THE INPUT>
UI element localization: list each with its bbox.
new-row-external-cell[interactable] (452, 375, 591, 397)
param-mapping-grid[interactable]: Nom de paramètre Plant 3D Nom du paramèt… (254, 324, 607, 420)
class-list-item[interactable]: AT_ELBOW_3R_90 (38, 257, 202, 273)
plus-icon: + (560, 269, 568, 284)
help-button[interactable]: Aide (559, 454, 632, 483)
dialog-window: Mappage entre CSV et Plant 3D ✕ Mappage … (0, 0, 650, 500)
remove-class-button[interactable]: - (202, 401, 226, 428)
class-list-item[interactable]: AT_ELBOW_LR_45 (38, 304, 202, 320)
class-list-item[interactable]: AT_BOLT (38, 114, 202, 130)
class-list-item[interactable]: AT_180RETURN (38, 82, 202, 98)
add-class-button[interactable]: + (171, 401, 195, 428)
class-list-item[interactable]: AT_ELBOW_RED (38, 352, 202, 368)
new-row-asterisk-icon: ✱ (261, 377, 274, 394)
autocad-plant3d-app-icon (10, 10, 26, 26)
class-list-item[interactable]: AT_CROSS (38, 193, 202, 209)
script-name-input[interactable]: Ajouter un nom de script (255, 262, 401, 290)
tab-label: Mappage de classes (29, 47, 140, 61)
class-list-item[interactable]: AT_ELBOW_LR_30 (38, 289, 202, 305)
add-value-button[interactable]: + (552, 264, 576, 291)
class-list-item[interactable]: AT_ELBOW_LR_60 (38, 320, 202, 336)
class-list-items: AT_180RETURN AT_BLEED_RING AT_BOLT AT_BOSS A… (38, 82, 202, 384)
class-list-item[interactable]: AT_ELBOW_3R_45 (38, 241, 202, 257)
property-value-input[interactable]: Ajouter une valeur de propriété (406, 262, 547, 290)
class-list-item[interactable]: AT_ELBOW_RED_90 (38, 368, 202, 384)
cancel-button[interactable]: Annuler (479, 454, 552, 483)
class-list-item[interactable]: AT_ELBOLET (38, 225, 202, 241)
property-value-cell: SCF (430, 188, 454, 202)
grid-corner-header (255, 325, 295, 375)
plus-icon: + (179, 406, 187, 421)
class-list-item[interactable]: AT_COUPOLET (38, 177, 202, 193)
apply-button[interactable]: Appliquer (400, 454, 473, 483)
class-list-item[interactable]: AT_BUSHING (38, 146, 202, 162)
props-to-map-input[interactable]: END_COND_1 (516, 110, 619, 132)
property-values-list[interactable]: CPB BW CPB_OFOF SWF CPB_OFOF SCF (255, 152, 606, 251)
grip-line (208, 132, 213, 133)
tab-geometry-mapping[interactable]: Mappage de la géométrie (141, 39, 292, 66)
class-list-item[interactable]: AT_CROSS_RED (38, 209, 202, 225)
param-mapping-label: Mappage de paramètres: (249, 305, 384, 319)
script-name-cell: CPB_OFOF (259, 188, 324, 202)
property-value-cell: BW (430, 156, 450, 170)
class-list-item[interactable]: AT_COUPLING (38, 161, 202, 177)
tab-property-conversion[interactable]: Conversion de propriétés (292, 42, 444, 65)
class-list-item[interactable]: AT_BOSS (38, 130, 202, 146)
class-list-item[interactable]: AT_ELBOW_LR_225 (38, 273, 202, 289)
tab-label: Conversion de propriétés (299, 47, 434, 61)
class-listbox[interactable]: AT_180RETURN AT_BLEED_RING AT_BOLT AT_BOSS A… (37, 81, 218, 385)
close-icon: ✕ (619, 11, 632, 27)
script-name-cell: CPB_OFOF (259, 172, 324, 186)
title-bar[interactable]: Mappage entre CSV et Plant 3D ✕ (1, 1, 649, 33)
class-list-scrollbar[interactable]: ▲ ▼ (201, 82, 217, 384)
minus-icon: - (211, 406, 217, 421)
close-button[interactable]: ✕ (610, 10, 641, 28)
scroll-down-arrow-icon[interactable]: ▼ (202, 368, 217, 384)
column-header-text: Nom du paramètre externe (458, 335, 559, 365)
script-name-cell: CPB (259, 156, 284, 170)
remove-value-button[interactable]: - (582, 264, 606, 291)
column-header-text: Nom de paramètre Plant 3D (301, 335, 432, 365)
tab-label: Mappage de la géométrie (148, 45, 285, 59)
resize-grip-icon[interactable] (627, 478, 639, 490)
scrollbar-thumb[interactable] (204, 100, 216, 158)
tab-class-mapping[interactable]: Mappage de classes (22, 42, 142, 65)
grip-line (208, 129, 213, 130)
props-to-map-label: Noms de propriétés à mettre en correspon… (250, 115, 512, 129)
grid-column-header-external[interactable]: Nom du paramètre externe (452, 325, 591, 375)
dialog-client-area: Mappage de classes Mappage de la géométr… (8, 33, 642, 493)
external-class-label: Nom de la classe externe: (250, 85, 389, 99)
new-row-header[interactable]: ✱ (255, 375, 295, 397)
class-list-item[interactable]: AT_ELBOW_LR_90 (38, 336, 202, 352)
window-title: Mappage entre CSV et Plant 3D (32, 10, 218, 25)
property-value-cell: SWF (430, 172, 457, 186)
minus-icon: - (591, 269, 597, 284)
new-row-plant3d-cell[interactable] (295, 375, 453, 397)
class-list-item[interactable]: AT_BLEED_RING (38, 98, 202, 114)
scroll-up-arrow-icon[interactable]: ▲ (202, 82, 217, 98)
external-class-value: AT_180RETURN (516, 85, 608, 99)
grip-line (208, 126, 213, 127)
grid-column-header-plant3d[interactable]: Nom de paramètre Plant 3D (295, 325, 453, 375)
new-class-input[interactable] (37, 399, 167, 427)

DESCRIPTION OF THE TASK>
Return every line of the records above unchanged and in the same order.

WORKED ANSWER>
UI element localization: list each with its bbox.
new-row-external-cell[interactable] (452, 375, 591, 397)
param-mapping-grid[interactable]: Nom de paramètre Plant 3D Nom du paramèt… (254, 324, 607, 420)
class-list-item[interactable]: AT_ELBOW_3R_90 (38, 257, 202, 273)
plus-icon: + (560, 269, 568, 284)
help-button[interactable]: Aide (559, 454, 632, 483)
dialog-window: Mappage entre CSV et Plant 3D ✕ Mappage … (0, 0, 650, 500)
remove-class-button[interactable]: - (202, 401, 226, 428)
class-list-item[interactable]: AT_ELBOW_LR_45 (38, 304, 202, 320)
class-list-item[interactable]: AT_BOLT (38, 114, 202, 130)
class-list-item[interactable]: AT_180RETURN (38, 82, 202, 98)
add-class-button[interactable]: + (171, 401, 195, 428)
class-list-item[interactable]: AT_ELBOW_RED (38, 352, 202, 368)
new-row-asterisk-icon: ✱ (261, 377, 274, 394)
autocad-plant3d-app-icon (10, 10, 26, 26)
class-list-item[interactable]: AT_CROSS (38, 193, 202, 209)
script-name-input[interactable]: Ajouter un nom de script (255, 262, 401, 290)
tab-label: Mappage de classes (29, 47, 140, 61)
class-list-item[interactable]: AT_ELBOW_LR_30 (38, 289, 202, 305)
add-value-button[interactable]: + (552, 264, 576, 291)
class-list-item[interactable]: AT_ELBOW_LR_60 (38, 320, 202, 336)
class-list-items: AT_180RETURN AT_BLEED_RING AT_BOLT AT_BOSS A… (38, 82, 202, 384)
class-list-item[interactable]: AT_ELBOW_3R_45 (38, 241, 202, 257)
property-value-input[interactable]: Ajouter une valeur de propriété (406, 262, 547, 290)
class-list-item[interactable]: AT_ELBOW_RED_90 (38, 368, 202, 384)
cancel-button[interactable]: Annuler (479, 454, 552, 483)
class-list-item[interactable]: AT_ELBOLET (38, 225, 202, 241)
property-value-cell: SCF (430, 188, 454, 202)
grid-corner-header (255, 325, 295, 375)
plus-icon: + (179, 406, 187, 421)
class-list-item[interactable]: AT_COUPOLET (38, 177, 202, 193)
apply-button[interactable]: Appliquer (400, 454, 473, 483)
class-list-item[interactable]: AT_BUSHING (38, 146, 202, 162)
props-to-map-input[interactable]: END_COND_1 (516, 110, 619, 132)
property-values-list[interactable]: CPB BW CPB_OFOF SWF CPB_OFOF SCF (255, 152, 606, 251)
grip-line (208, 132, 213, 133)
tab-geometry-mapping[interactable]: Mappage de la géométrie (141, 39, 292, 66)
class-list-item[interactable]: AT_CROSS_RED (38, 209, 202, 225)
param-mapping-label: Mappage de paramètres: (249, 305, 384, 319)
script-name-cell: CPB_OFOF (259, 188, 324, 202)
property-value-cell: BW (430, 156, 450, 170)
class-list-item[interactable]: AT_COUPLING (38, 161, 202, 177)
tab-property-conversion[interactable]: Conversion de propriétés (292, 42, 444, 65)
class-list-item[interactable]: AT_BOSS (38, 130, 202, 146)
class-list-item[interactable]: AT_ELBOW_LR_225 (38, 273, 202, 289)
tab-label: Conversion de propriétés (299, 47, 434, 61)
class-listbox[interactable]: AT_180RETURN AT_BLEED_RING AT_BOLT AT_BOSS A… (37, 81, 218, 385)
close-icon: ✕ (619, 11, 632, 27)
script-name-cell: CPB_OFOF (259, 172, 324, 186)
title-bar[interactable]: Mappage entre CSV et Plant 3D ✕ (1, 1, 649, 33)
class-list-scrollbar[interactable]: ▲ ▼ (201, 82, 217, 384)
minus-icon: - (211, 406, 217, 421)
close-button[interactable]: ✕ (610, 10, 641, 28)
scroll-down-arrow-icon[interactable]: ▼ (202, 368, 217, 384)
column-header-text: Nom du paramètre externe (458, 335, 559, 365)
script-name-cell: CPB (259, 156, 284, 170)
remove-value-button[interactable]: - (582, 264, 606, 291)
column-header-text: Nom de paramètre Plant 3D (301, 335, 432, 365)
tab-label: Mappage de la géométrie (148, 45, 285, 59)
resize-grip-icon[interactable] (627, 478, 639, 490)
scrollbar-thumb[interactable] (204, 100, 216, 158)
tab-class-mapping[interactable]: Mappage de classes (22, 42, 142, 65)
grip-line (208, 129, 213, 130)
props-to-map-label: Noms de propriétés à mettre en correspon… (250, 115, 512, 129)
grid-column-header-external[interactable]: Nom du paramètre externe (452, 325, 591, 375)
dialog-client-area: Mappage de classes Mappage de la géométr… (8, 33, 642, 493)
external-class-label: Nom de la classe externe: (250, 85, 389, 99)
new-row-header[interactable]: ✱ (255, 375, 295, 397)
class-list-item[interactable]: AT_ELBOW_LR_90 (38, 336, 202, 352)
window-title: Mappage entre CSV et Plant 3D (32, 10, 218, 25)
property-value-cell: SWF (430, 172, 457, 186)
minus-icon: - (591, 269, 597, 284)
new-row-plant3d-cell[interactable] (295, 375, 453, 397)
class-list-item[interactable]: AT_BLEED_RING (38, 98, 202, 114)
scroll-up-arrow-icon[interactable]: ▲ (202, 82, 217, 98)
external-class-value: AT_180RETURN (516, 85, 608, 99)
grip-line (208, 126, 213, 127)
grid-column-header-plant3d[interactable]: Nom de paramètre Plant 3D (295, 325, 453, 375)
new-class-input[interactable] (37, 399, 167, 427)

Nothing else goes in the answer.